* _AVAILABLE DATA_
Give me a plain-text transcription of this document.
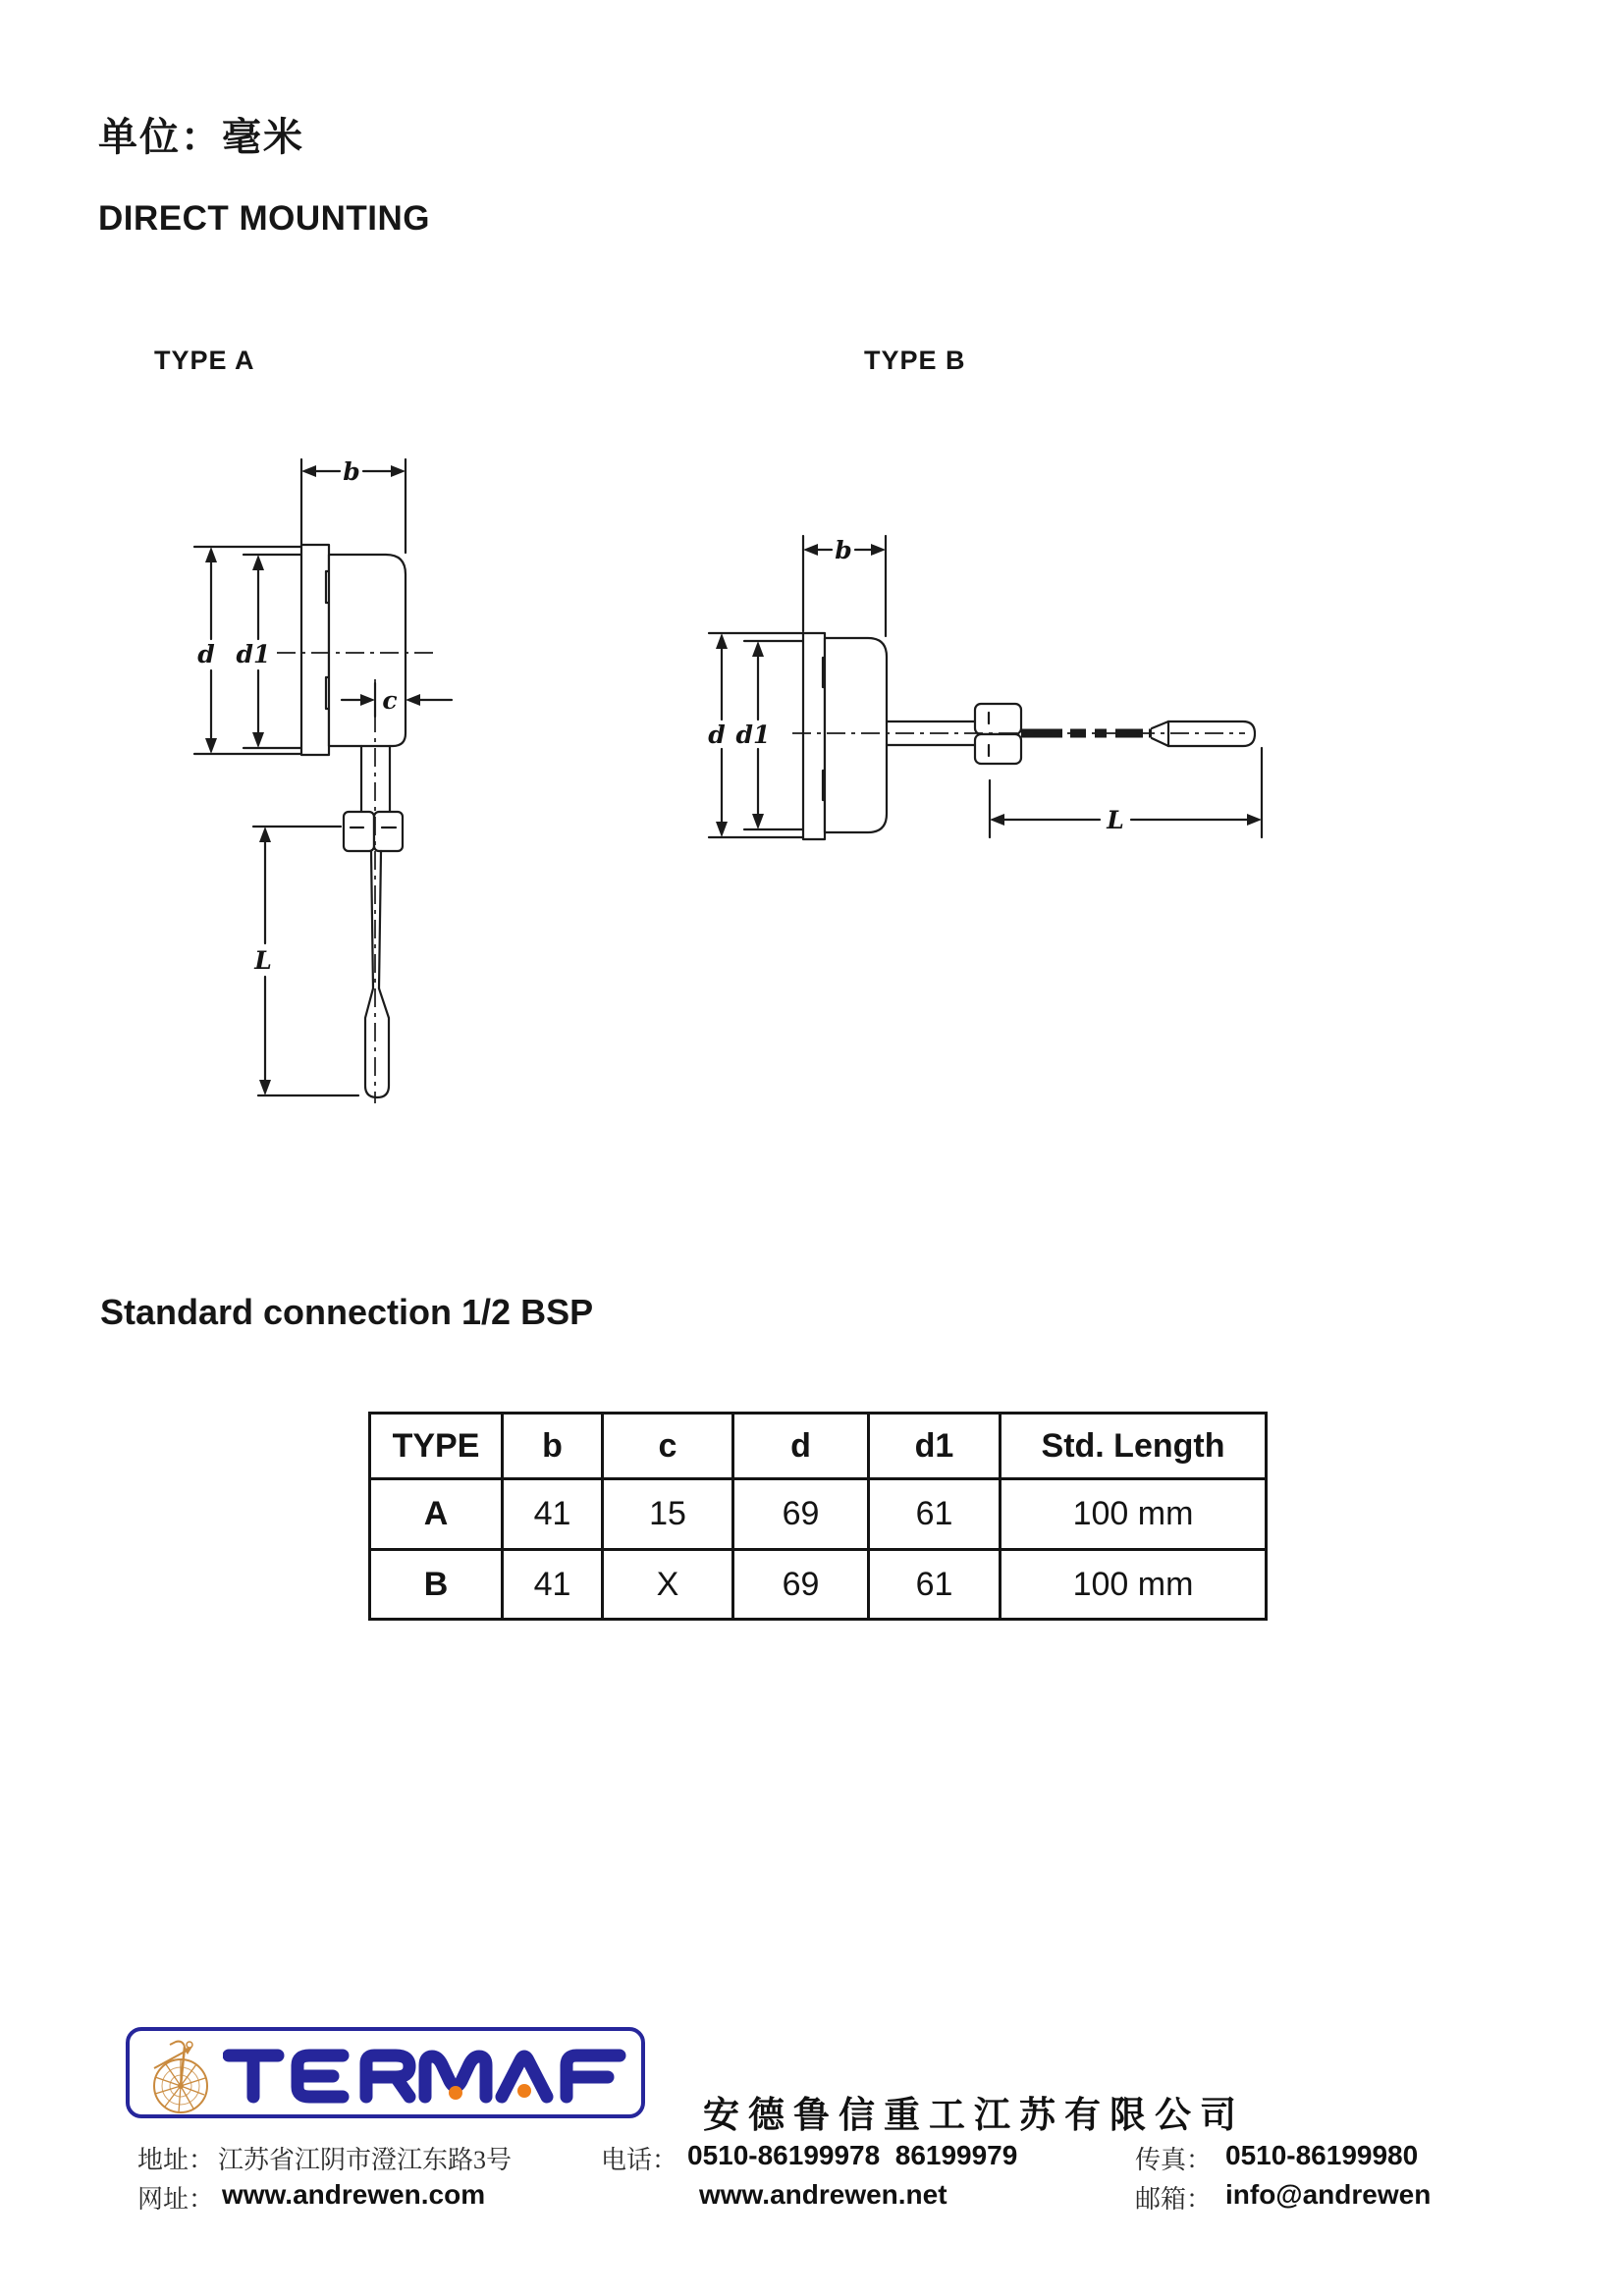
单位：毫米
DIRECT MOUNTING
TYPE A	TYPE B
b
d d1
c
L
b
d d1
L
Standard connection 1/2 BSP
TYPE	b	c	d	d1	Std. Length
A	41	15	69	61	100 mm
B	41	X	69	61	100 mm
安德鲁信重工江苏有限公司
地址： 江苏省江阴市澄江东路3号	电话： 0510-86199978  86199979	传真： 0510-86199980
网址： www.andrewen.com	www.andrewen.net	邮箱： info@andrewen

---

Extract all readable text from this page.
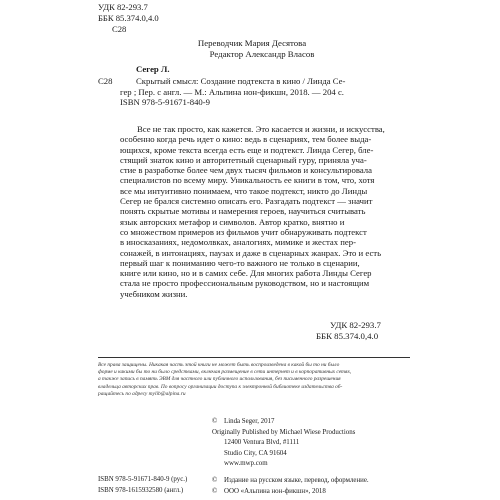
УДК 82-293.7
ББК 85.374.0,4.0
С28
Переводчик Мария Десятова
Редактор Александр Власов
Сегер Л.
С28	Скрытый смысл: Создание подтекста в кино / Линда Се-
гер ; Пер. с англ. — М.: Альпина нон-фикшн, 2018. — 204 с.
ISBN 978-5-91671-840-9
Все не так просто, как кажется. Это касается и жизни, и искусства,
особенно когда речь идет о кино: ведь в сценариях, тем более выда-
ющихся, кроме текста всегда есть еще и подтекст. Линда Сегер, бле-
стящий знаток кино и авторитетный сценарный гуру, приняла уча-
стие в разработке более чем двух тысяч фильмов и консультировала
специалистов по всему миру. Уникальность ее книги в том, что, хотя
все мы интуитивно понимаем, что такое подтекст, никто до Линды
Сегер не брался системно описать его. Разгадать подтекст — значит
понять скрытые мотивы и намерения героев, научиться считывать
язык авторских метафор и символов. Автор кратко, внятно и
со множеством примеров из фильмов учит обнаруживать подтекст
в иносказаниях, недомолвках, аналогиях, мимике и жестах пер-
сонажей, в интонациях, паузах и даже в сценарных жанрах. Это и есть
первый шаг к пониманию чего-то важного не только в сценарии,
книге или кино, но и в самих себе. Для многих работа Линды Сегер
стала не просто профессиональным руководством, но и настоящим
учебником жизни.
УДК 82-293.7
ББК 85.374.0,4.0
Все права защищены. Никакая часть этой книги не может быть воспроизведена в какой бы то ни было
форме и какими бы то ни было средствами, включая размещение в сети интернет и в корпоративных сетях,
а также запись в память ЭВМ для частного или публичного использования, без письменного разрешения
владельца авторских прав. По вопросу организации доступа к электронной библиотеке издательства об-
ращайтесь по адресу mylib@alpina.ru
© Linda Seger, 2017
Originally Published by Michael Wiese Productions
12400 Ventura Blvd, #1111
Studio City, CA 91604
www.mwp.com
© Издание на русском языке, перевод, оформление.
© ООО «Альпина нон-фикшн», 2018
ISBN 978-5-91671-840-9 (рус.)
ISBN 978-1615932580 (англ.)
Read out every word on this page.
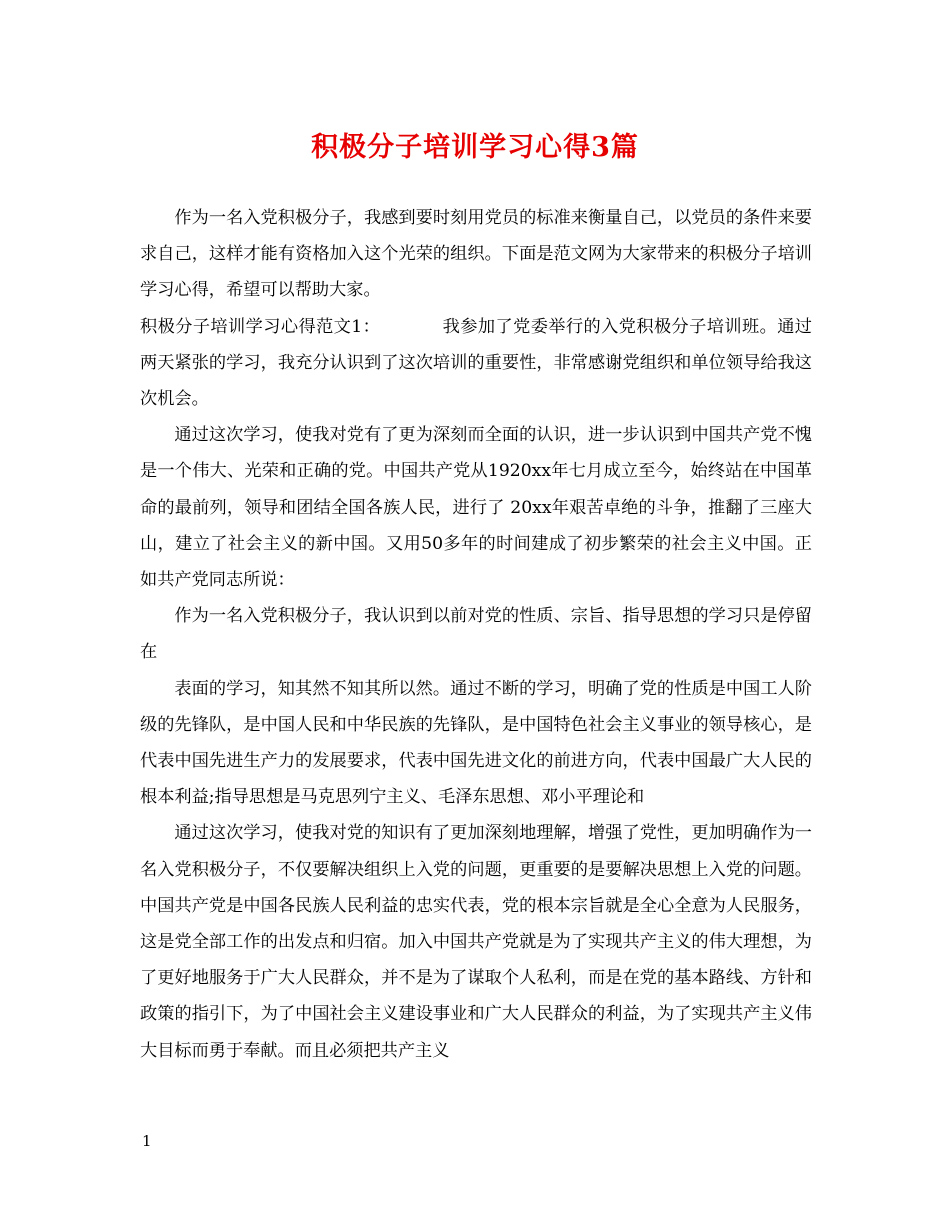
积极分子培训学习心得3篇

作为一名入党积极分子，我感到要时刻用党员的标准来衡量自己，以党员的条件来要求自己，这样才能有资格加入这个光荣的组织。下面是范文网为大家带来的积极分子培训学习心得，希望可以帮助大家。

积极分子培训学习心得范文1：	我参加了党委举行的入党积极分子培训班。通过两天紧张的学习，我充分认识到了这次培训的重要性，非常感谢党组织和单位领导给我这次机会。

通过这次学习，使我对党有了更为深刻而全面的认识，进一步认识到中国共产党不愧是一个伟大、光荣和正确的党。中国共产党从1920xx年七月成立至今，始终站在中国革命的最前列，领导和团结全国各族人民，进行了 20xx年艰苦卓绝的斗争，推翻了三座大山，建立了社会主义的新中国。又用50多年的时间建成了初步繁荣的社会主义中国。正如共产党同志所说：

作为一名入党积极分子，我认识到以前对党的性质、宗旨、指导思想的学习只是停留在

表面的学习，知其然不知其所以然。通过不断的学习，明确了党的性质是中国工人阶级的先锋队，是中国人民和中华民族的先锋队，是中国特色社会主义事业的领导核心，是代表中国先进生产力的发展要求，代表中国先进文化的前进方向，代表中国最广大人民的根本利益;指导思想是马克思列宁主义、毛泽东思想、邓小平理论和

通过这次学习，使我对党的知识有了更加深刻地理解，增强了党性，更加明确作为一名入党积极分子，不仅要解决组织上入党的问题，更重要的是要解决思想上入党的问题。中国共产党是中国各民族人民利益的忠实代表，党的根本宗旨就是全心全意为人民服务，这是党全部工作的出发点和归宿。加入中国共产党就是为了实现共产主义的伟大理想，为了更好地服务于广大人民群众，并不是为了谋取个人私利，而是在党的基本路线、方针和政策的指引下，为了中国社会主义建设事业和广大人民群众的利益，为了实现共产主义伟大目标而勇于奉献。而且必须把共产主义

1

--

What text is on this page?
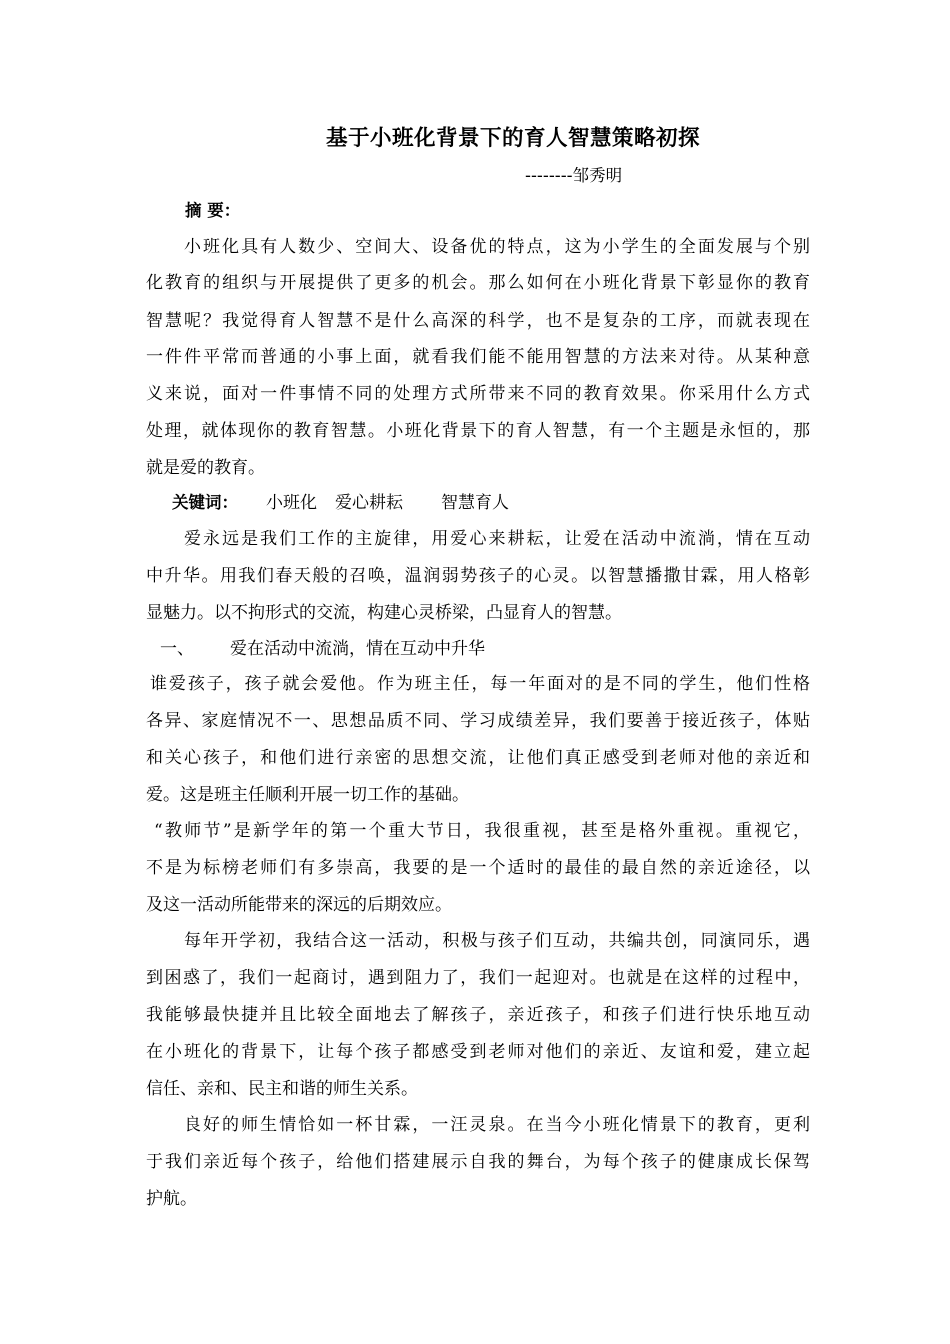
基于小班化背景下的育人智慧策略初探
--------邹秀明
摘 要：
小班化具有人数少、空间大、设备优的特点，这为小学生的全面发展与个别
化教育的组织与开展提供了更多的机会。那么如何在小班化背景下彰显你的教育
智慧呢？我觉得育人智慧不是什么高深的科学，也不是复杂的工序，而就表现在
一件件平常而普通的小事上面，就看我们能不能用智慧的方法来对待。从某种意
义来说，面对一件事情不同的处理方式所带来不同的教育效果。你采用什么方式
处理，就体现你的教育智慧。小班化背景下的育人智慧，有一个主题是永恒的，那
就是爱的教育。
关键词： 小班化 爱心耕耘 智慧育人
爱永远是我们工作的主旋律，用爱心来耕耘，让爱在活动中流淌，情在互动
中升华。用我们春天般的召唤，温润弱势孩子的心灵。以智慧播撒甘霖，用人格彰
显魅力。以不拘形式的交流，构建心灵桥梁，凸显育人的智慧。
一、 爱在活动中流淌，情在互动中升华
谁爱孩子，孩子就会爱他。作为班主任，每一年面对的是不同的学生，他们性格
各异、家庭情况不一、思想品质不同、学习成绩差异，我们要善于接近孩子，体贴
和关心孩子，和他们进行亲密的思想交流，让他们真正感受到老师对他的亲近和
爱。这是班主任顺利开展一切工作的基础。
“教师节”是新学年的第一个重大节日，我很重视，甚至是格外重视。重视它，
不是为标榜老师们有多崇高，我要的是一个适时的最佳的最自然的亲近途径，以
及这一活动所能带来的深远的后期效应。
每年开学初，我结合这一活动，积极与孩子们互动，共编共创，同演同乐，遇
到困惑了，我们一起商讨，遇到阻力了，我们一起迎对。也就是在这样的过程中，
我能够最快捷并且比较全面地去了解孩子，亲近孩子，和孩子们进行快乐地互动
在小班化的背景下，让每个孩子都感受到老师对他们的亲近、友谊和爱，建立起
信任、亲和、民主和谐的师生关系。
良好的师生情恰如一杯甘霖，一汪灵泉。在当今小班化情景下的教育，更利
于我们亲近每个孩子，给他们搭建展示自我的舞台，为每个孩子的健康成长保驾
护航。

* _SHORT EXERCISE_
Return each line in the records that holds the string "ISBN".

* _COMPLETED TASK_
ISBN 978-5-91671-840-9
ISBN 978-5-91671-840-9 (рус.)
ISBN 978-1615932580 (англ.)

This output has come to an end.